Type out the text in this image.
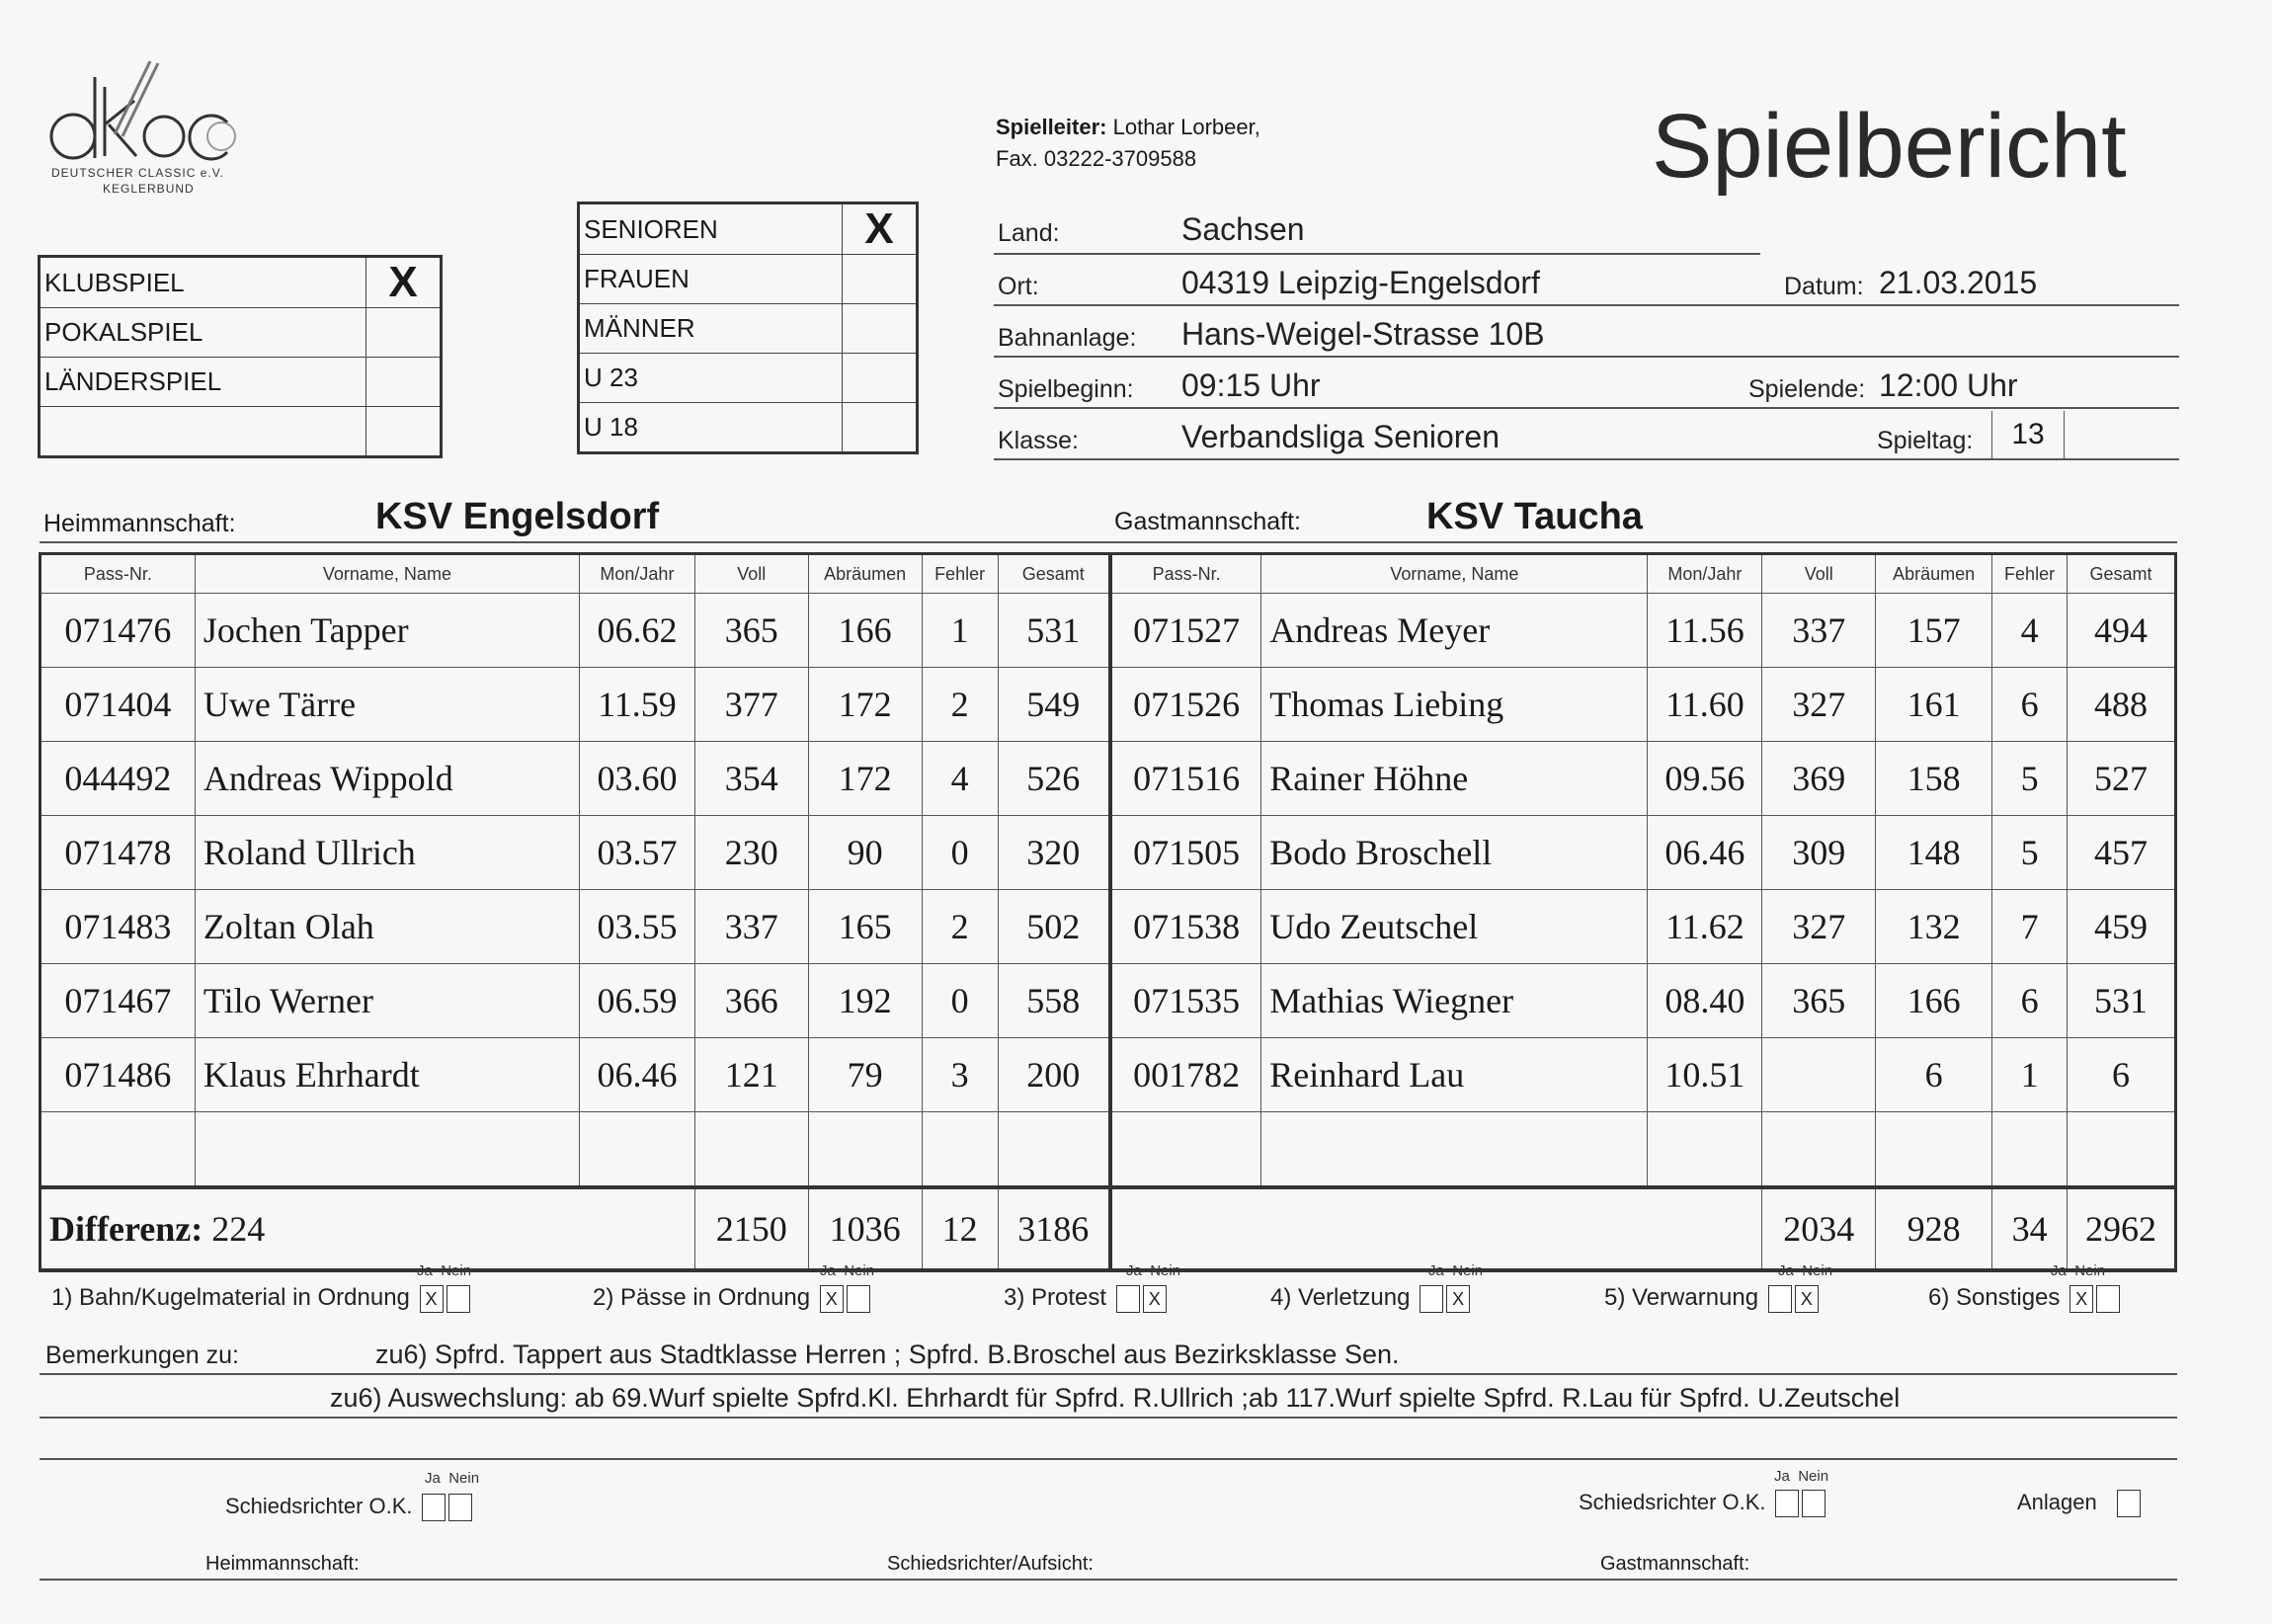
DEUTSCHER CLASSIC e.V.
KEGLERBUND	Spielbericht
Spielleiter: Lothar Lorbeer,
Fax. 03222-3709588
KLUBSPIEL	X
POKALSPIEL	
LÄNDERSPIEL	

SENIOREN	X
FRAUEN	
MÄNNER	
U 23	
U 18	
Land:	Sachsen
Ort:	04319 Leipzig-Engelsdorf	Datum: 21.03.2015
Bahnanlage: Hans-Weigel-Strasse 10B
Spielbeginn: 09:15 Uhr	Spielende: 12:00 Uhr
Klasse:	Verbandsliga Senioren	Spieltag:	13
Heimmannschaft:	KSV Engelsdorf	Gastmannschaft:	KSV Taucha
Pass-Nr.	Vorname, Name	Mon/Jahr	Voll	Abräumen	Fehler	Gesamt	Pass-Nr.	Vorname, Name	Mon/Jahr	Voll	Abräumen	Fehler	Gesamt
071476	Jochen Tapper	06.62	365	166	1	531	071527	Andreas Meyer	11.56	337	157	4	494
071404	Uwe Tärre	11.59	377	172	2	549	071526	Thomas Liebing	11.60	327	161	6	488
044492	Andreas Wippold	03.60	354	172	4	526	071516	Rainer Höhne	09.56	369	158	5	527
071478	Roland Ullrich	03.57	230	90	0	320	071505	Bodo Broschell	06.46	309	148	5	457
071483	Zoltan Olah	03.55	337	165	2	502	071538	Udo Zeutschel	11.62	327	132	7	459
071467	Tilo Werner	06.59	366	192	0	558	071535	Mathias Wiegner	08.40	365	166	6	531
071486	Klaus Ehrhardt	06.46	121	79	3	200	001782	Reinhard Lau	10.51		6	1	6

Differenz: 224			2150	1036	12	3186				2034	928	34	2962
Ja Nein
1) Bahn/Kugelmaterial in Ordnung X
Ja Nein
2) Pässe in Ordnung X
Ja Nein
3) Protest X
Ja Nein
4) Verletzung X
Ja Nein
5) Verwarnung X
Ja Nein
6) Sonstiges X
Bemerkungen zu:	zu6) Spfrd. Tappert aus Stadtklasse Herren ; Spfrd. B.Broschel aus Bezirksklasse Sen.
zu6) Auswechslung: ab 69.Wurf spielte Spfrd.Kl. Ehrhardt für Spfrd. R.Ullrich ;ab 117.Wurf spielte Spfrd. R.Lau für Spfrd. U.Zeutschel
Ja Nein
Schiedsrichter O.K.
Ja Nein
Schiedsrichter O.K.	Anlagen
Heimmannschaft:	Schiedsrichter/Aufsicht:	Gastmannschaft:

--

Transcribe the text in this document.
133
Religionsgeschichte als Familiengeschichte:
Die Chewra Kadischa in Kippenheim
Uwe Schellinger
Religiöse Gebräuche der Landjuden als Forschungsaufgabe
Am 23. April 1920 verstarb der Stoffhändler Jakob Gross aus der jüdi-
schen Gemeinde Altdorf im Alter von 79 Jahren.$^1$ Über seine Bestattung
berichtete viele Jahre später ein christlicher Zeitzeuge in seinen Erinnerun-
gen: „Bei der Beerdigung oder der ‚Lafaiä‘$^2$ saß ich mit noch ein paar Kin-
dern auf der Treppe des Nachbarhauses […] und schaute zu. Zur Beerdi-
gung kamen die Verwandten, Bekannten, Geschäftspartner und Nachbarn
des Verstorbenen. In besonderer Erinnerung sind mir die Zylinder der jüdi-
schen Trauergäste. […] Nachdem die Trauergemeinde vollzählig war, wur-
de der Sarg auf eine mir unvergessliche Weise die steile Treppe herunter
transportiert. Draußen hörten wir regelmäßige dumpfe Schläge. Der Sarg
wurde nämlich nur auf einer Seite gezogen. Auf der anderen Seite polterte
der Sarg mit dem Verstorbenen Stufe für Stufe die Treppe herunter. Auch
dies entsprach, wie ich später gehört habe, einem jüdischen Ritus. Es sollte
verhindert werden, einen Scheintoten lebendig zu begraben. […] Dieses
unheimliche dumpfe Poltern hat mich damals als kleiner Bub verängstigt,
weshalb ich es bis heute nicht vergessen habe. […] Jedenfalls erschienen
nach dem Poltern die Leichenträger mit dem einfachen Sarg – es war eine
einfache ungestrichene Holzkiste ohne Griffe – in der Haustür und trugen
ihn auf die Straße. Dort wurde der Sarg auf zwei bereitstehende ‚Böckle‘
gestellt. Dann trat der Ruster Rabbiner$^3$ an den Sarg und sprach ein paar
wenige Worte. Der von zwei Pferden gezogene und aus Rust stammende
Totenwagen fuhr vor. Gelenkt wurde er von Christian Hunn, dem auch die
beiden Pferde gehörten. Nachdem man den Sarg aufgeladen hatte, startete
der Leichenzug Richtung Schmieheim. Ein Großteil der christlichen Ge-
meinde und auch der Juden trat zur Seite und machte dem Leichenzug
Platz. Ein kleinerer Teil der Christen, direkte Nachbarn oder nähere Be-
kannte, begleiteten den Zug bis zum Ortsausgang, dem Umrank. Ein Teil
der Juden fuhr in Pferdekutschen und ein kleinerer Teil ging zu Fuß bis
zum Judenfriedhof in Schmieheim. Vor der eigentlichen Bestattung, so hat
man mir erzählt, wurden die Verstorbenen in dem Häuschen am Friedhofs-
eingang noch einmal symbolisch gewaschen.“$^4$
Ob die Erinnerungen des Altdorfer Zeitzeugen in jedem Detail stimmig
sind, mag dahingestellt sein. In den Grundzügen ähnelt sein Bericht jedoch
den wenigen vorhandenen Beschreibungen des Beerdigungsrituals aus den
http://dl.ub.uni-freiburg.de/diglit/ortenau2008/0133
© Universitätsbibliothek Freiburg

==

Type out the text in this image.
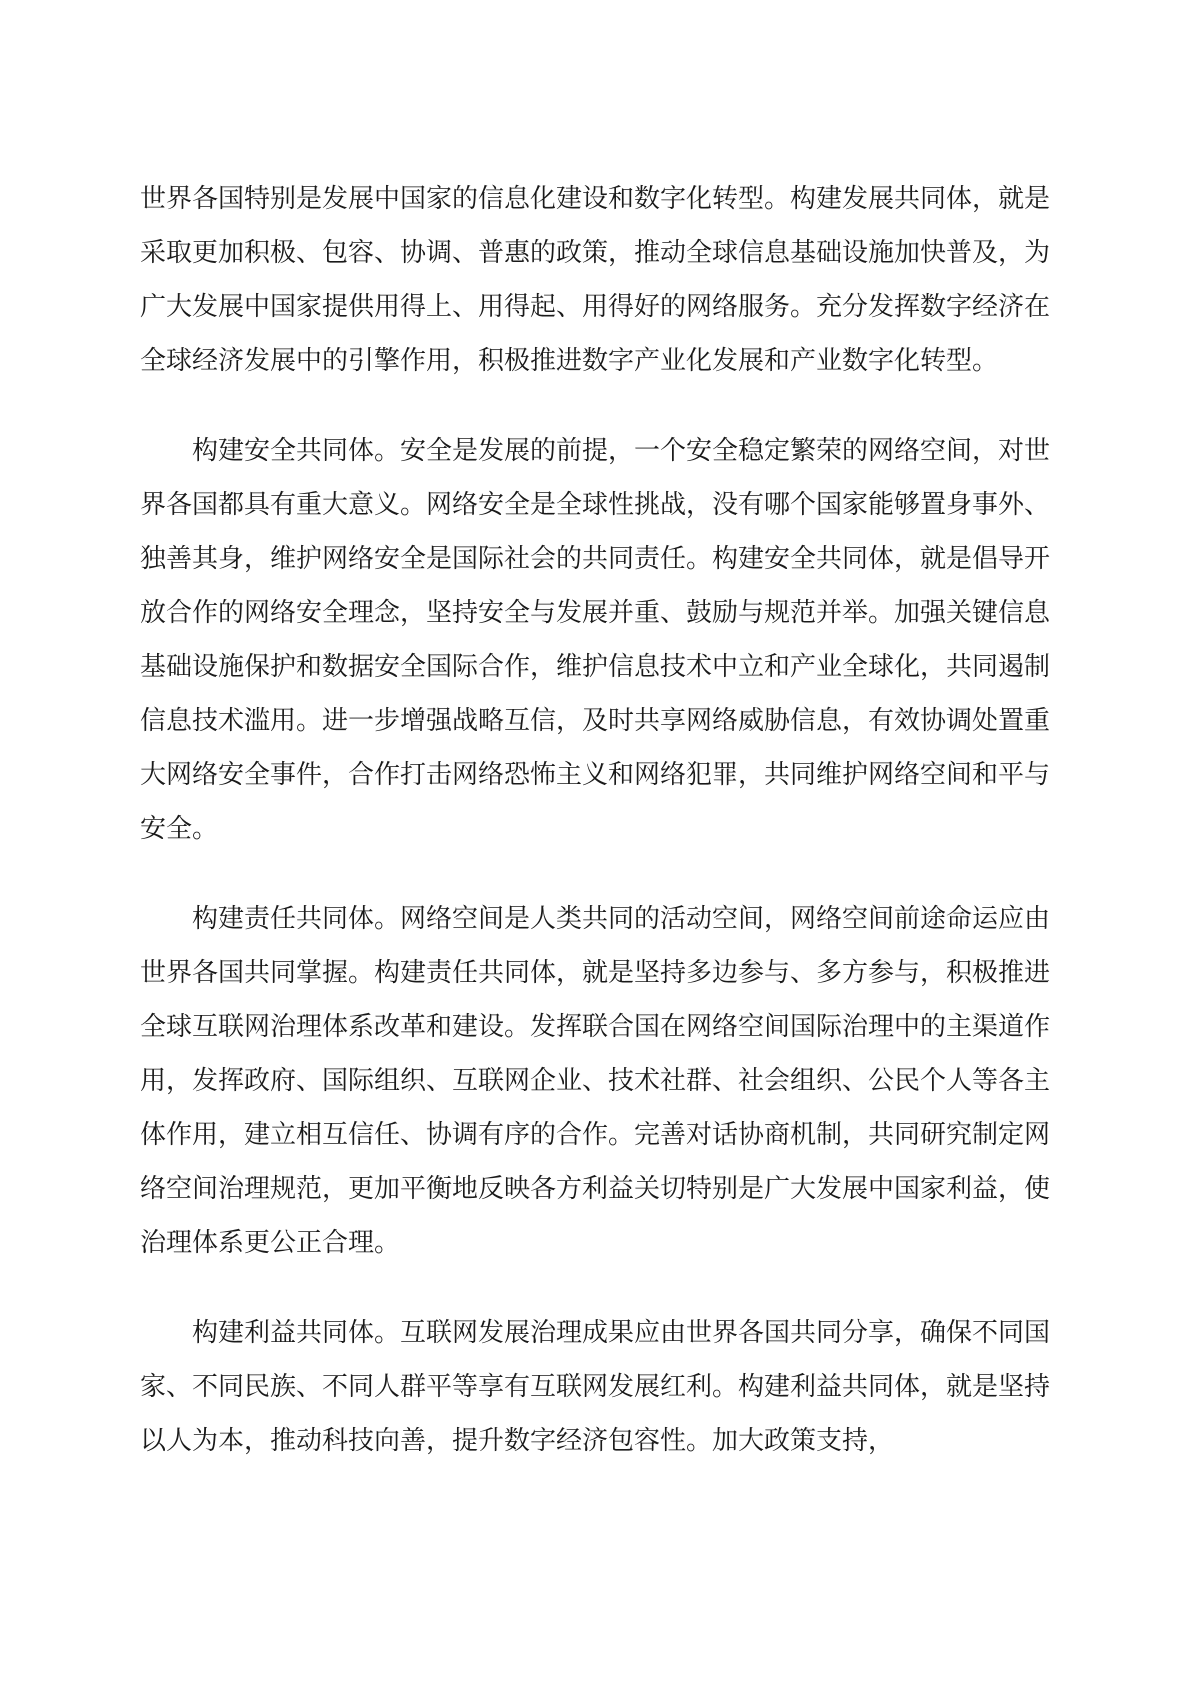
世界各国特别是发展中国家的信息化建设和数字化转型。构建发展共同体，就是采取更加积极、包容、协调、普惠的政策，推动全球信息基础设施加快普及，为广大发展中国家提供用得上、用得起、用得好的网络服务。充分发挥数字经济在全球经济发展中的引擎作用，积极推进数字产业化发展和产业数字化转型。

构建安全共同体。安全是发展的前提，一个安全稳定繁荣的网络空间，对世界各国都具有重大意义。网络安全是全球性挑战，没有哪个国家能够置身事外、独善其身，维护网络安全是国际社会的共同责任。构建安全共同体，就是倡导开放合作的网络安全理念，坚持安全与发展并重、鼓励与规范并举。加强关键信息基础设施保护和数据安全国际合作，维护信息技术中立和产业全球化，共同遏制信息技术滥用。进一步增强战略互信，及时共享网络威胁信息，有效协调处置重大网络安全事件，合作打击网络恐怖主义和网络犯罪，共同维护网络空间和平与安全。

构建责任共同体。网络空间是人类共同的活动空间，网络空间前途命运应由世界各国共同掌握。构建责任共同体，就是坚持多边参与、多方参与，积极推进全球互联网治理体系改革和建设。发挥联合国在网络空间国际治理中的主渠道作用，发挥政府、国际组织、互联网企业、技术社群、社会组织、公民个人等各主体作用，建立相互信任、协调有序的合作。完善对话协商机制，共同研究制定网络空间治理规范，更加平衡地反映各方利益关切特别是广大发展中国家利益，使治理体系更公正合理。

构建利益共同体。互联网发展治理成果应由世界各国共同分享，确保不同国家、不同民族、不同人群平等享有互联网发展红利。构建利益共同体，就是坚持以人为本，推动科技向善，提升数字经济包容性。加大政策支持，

- Task directions -
Scan the material for lines with the word "paar", and copy each line you find.

- Output -
gen: „Bei der Beerdigung oder der ‚Lafaiä‘$^2$ saß ich mit noch ein paar Kin-
gestellt. Dann trat der Ruster Rabbiner$^3$ an den Sarg und sprach ein paar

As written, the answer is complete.